> The data
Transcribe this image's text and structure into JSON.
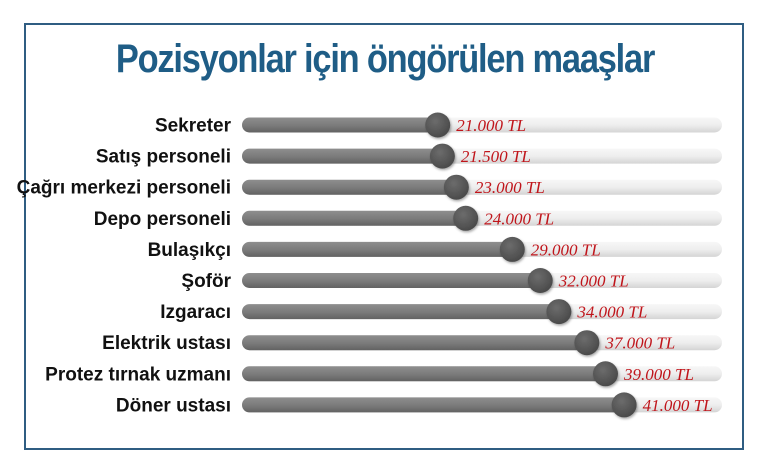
{
  "title": "Pozisyonlar için öngörülen maaşlar",
  "colors": {
    "frame": "#2f5d82",
    "title": "#1f5d86",
    "bar_fill": "#7a7a7a",
    "track": "#e6e6e6",
    "knob": "#555555",
    "value_text": "#c0151b",
    "label_text": "#111111"
  },
  "chart_data": {
    "type": "bar",
    "orientation": "horizontal",
    "title": "Pozisyonlar için öngörülen maaşlar",
    "unit": "TL",
    "categories": [
      "Sekreter",
      "Satış personeli",
      "Çağrı merkezi personeli",
      "Depo personeli",
      "Bulaşıkçı",
      "Şoför",
      "Izgaracı",
      "Elektrik ustası",
      "Protez tırnak uzmanı",
      "Döner ustası"
    ],
    "values": [
      21000,
      21500,
      23000,
      24000,
      29000,
      32000,
      34000,
      37000,
      39000,
      41000
    ],
    "value_labels": [
      "21.000 TL",
      "21.500 TL",
      "23.000 TL",
      "24.000 TL",
      "29.000 TL",
      "32.000 TL",
      "34.000 TL",
      "37.000 TL",
      "39.000 TL",
      "41.000 TL"
    ],
    "xlim": [
      0,
      51500
    ],
    "grid": false,
    "legend": "none"
  }
}
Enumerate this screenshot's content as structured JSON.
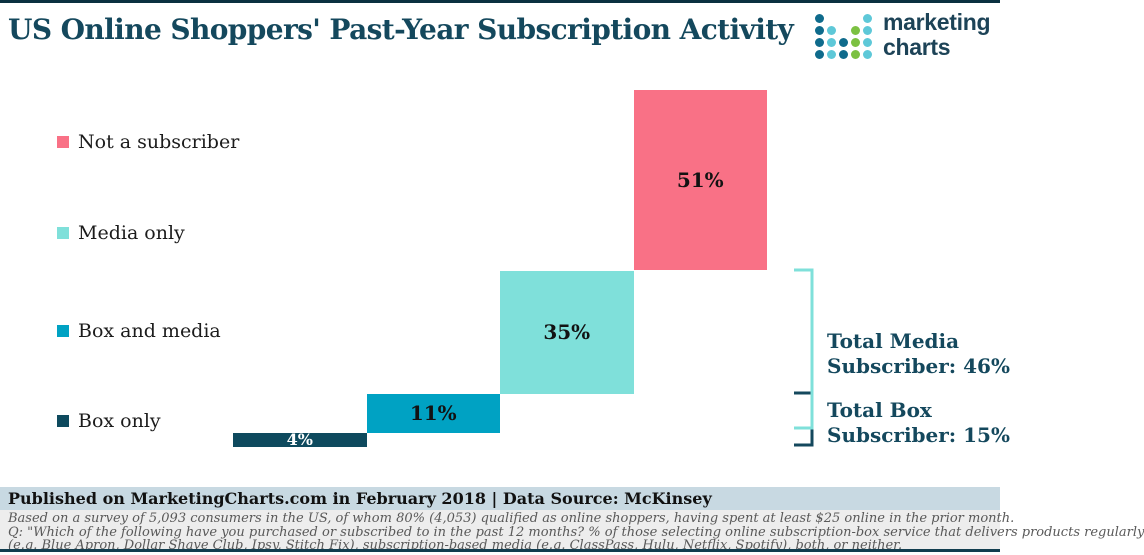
{
  "header": {
    "title": "US Online Shoppers' Past-Year Subscription Activity",
    "logo": {
      "line1": "marketing",
      "line2": "charts",
      "dot_colors": {
        "d": "#0f6b8c",
        "t": "#5ec8d8",
        "g": "#7cc142"
      },
      "dots": [
        [
          "d",
          null,
          null,
          null,
          "t"
        ],
        [
          "d",
          "t",
          null,
          "g",
          "t"
        ],
        [
          "d",
          "t",
          "d",
          "g",
          "t"
        ],
        [
          "d",
          "t",
          "d",
          "g",
          "t"
        ]
      ]
    }
  },
  "legend": {
    "items": [
      {
        "label": "Not a subscriber",
        "color": "#f97186"
      },
      {
        "label": "Media only",
        "color": "#7fe0da"
      },
      {
        "label": "Box and media",
        "color": "#00a2c3"
      },
      {
        "label": "Box only",
        "color": "#0e4a5e"
      }
    ]
  },
  "chart_data": {
    "type": "bar",
    "subtype": "waterfall",
    "title": "US Online Shoppers' Past-Year Subscription Activity",
    "unit": "%",
    "categories": [
      "Box only",
      "Box and media",
      "Media only",
      "Not a subscriber"
    ],
    "values": [
      4,
      11,
      35,
      51
    ],
    "series": [
      {
        "name": "Box only",
        "value": 4,
        "label": "4%",
        "color": "#0e4a5e",
        "label_color": "#ffffff"
      },
      {
        "name": "Box and media",
        "value": 11,
        "label": "11%",
        "color": "#00a2c3",
        "label_color": "#121212"
      },
      {
        "name": "Media only",
        "value": 35,
        "label": "35%",
        "color": "#7fe0da",
        "label_color": "#121212"
      },
      {
        "name": "Not a subscriber",
        "value": 51,
        "label": "51%",
        "color": "#f97186",
        "label_color": "#121212"
      }
    ],
    "annotations": [
      {
        "line1": "Total Media",
        "line2": "Subscriber: 46%",
        "value": 46,
        "spans": [
          "Media only",
          "Box and media"
        ],
        "bracket_color": "#7fe0da"
      },
      {
        "line1": "Total Box",
        "line2": "Subscriber: 15%",
        "value": 15,
        "spans": [
          "Box and media",
          "Box only"
        ],
        "bracket_color": "#14485d"
      }
    ],
    "legend_position": "left",
    "axes_visible": false
  },
  "footer": {
    "published": "Published on MarketingCharts.com in February 2018 | Data Source: McKinsey",
    "notes": [
      "Based on a survey of 5,093 consumers in the US, of whom 80% (4,053) qualified as online shoppers, having spent at least $25 online in the prior month.",
      "Q: \"Which of the following have you purchased or subscribed to in the past 12 months? % of those selecting online subscription-box service that delivers products regularly",
      "(e.g. Blue Apron, Dollar Shave Club, Ipsy, Stitch Fix), subscription-based media (e.g. ClassPass, Hulu, Netflix, Spotify), both, or neither."
    ]
  }
}
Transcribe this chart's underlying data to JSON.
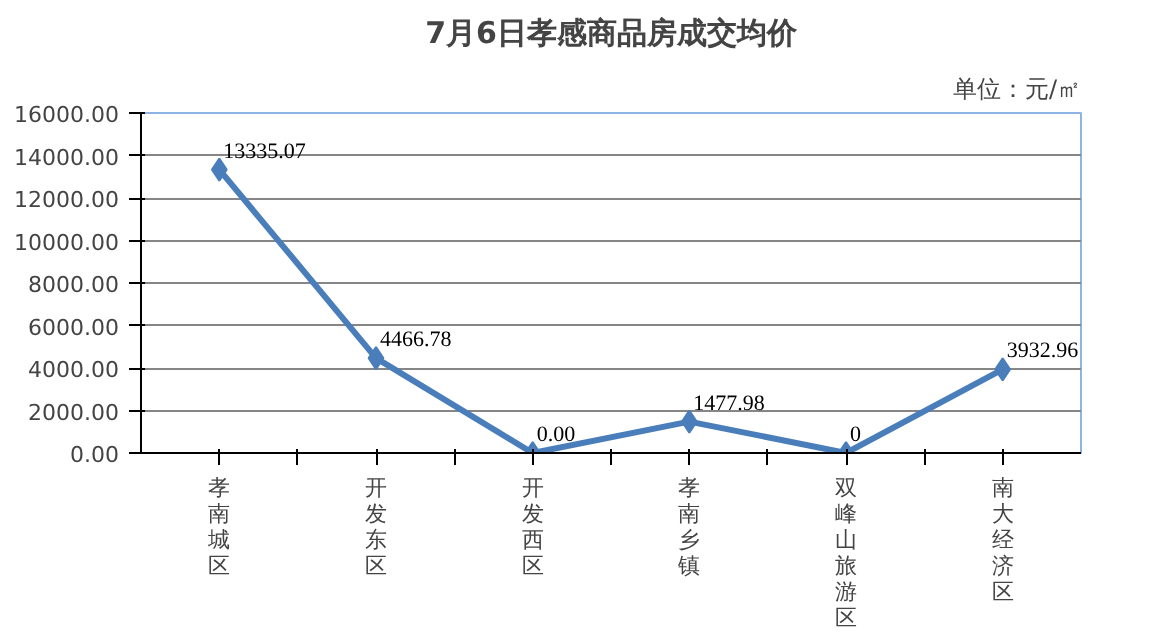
{
  "chart_data": {
    "type": "line",
    "title": "7月6日孝感商品房成交均价",
    "annotations": [
      "单位：元/㎡"
    ],
    "categories": [
      "孝南城区",
      "开发东区",
      "开发西区",
      "孝南乡镇",
      "双峰山旅游区",
      "南大经济区"
    ],
    "series": [
      {
        "color": "#4a7ebb",
        "values": [
          13335.07,
          4466.78,
          0,
          1477.98,
          0,
          3932.96
        ],
        "value_labels": [
          "13335.07",
          "4466.78",
          "0.00",
          "1477.98",
          "0",
          "3932.96"
        ]
      }
    ],
    "ylim": [
      0,
      16000
    ],
    "yticks": [
      {
        "value": 0,
        "label": "0.00"
      },
      {
        "value": 2000,
        "label": "2000.00"
      },
      {
        "value": 4000,
        "label": "4000.00"
      },
      {
        "value": 6000,
        "label": "6000.00"
      },
      {
        "value": 8000,
        "label": "8000.00"
      },
      {
        "value": 10000,
        "label": "10000.00"
      },
      {
        "value": 12000,
        "label": "12000.00"
      },
      {
        "value": 14000,
        "label": "14000.00"
      },
      {
        "value": 16000,
        "label": "16000.00"
      }
    ],
    "grid": "y",
    "marker": "diamond",
    "line_style": "solid"
  }
}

> To be done
All of the material above is to be copied exactly, except for its images.

> Final result
Transcribe this image's text and structure into JSON.
{
  "title": "Pozisyonlar için öngörülen maaşlar",
  "colors": {
    "frame": "#2f5d82",
    "title": "#1f5d86",
    "bar_fill": "#7a7a7a",
    "track": "#e6e6e6",
    "knob": "#555555",
    "value_text": "#c0151b",
    "label_text": "#111111"
  },
  "chart_data": {
    "type": "bar",
    "orientation": "horizontal",
    "title": "Pozisyonlar için öngörülen maaşlar",
    "unit": "TL",
    "categories": [
      "Sekreter",
      "Satış personeli",
      "Çağrı merkezi personeli",
      "Depo personeli",
      "Bulaşıkçı",
      "Şoför",
      "Izgaracı",
      "Elektrik ustası",
      "Protez tırnak uzmanı",
      "Döner ustası"
    ],
    "values": [
      21000,
      21500,
      23000,
      24000,
      29000,
      32000,
      34000,
      37000,
      39000,
      41000
    ],
    "value_labels": [
      "21.000 TL",
      "21.500 TL",
      "23.000 TL",
      "24.000 TL",
      "29.000 TL",
      "32.000 TL",
      "34.000 TL",
      "37.000 TL",
      "39.000 TL",
      "41.000 TL"
    ],
    "xlim": [
      0,
      51500
    ],
    "grid": false,
    "legend": "none"
  }
}
Enumerate this screenshot's content as structured JSON.
{
  "header": {
    "title": "US Online Shoppers' Past-Year Subscription Activity",
    "logo": {
      "line1": "marketing",
      "line2": "charts",
      "dot_colors": {
        "d": "#0f6b8c",
        "t": "#5ec8d8",
        "g": "#7cc142"
      },
      "dots": [
        [
          "d",
          null,
          null,
          null,
          "t"
        ],
        [
          "d",
          "t",
          null,
          "g",
          "t"
        ],
        [
          "d",
          "t",
          "d",
          "g",
          "t"
        ],
        [
          "d",
          "t",
          "d",
          "g",
          "t"
        ]
      ]
    }
  },
  "legend": {
    "items": [
      {
        "label": "Not a subscriber",
        "color": "#f97186"
      },
      {
        "label": "Media only",
        "color": "#7fe0da"
      },
      {
        "label": "Box and media",
        "color": "#00a2c3"
      },
      {
        "label": "Box only",
        "color": "#0e4a5e"
      }
    ]
  },
  "chart_data": {
    "type": "bar",
    "subtype": "waterfall",
    "title": "US Online Shoppers' Past-Year Subscription Activity",
    "unit": "%",
    "categories": [
      "Box only",
      "Box and media",
      "Media only",
      "Not a subscriber"
    ],
    "values": [
      4,
      11,
      35,
      51
    ],
    "series": [
      {
        "name": "Box only",
        "value": 4,
        "label": "4%",
        "color": "#0e4a5e",
        "label_color": "#ffffff"
      },
      {
        "name": "Box and media",
        "value": 11,
        "label": "11%",
        "color": "#00a2c3",
        "label_color": "#121212"
      },
      {
        "name": "Media only",
        "value": 35,
        "label": "35%",
        "color": "#7fe0da",
        "label_color": "#121212"
      },
      {
        "name": "Not a subscriber",
        "value": 51,
        "label": "51%",
        "color": "#f97186",
        "label_color": "#121212"
      }
    ],
    "annotations": [
      {
        "line1": "Total Media",
        "line2": "Subscriber: 46%",
        "value": 46,
        "spans": [
          "Media only",
          "Box and media"
        ],
        "bracket_color": "#7fe0da"
      },
      {
        "line1": "Total Box",
        "line2": "Subscriber: 15%",
        "value": 15,
        "spans": [
          "Box and media",
          "Box only"
        ],
        "bracket_color": "#14485d"
      }
    ],
    "legend_position": "left",
    "axes_visible": false
  },
  "footer": {
    "published": "Published on MarketingCharts.com in February 2018 | Data Source: McKinsey",
    "notes": [
      "Based on a survey of 5,093 consumers in the US, of whom 80% (4,053) qualified as online shoppers, having spent at least $25 online in the prior month.",
      "Q: \"Which of the following have you purchased or subscribed to in the past 12 months? % of those selecting online subscription-box service that delivers products regularly",
      "(e.g. Blue Apron, Dollar Shave Club, Ipsy, Stitch Fix), subscription-based media (e.g. ClassPass, Hulu, Netflix, Spotify), both, or neither."
    ]
  }
}
Transcribe this chart's underlying data to JSON.
{
  "chart_data": {
    "type": "line",
    "title": "7月6日孝感商品房成交均价",
    "annotations": [
      "单位：元/㎡"
    ],
    "categories": [
      "孝南城区",
      "开发东区",
      "开发西区",
      "孝南乡镇",
      "双峰山旅游区",
      "南大经济区"
    ],
    "series": [
      {
        "color": "#4a7ebb",
        "values": [
          13335.07,
          4466.78,
          0,
          1477.98,
          0,
          3932.96
        ],
        "value_labels": [
          "13335.07",
          "4466.78",
          "0.00",
          "1477.98",
          "0",
          "3932.96"
        ]
      }
    ],
    "ylim": [
      0,
      16000
    ],
    "yticks": [
      {
        "value": 0,
        "label": "0.00"
      },
      {
        "value": 2000,
        "label": "2000.00"
      },
      {
        "value": 4000,
        "label": "4000.00"
      },
      {
        "value": 6000,
        "label": "6000.00"
      },
      {
        "value": 8000,
        "label": "8000.00"
      },
      {
        "value": 10000,
        "label": "10000.00"
      },
      {
        "value": 12000,
        "label": "12000.00"
      },
      {
        "value": 14000,
        "label": "14000.00"
      },
      {
        "value": 16000,
        "label": "16000.00"
      }
    ],
    "grid": "y",
    "marker": "diamond",
    "line_style": "solid"
  }
}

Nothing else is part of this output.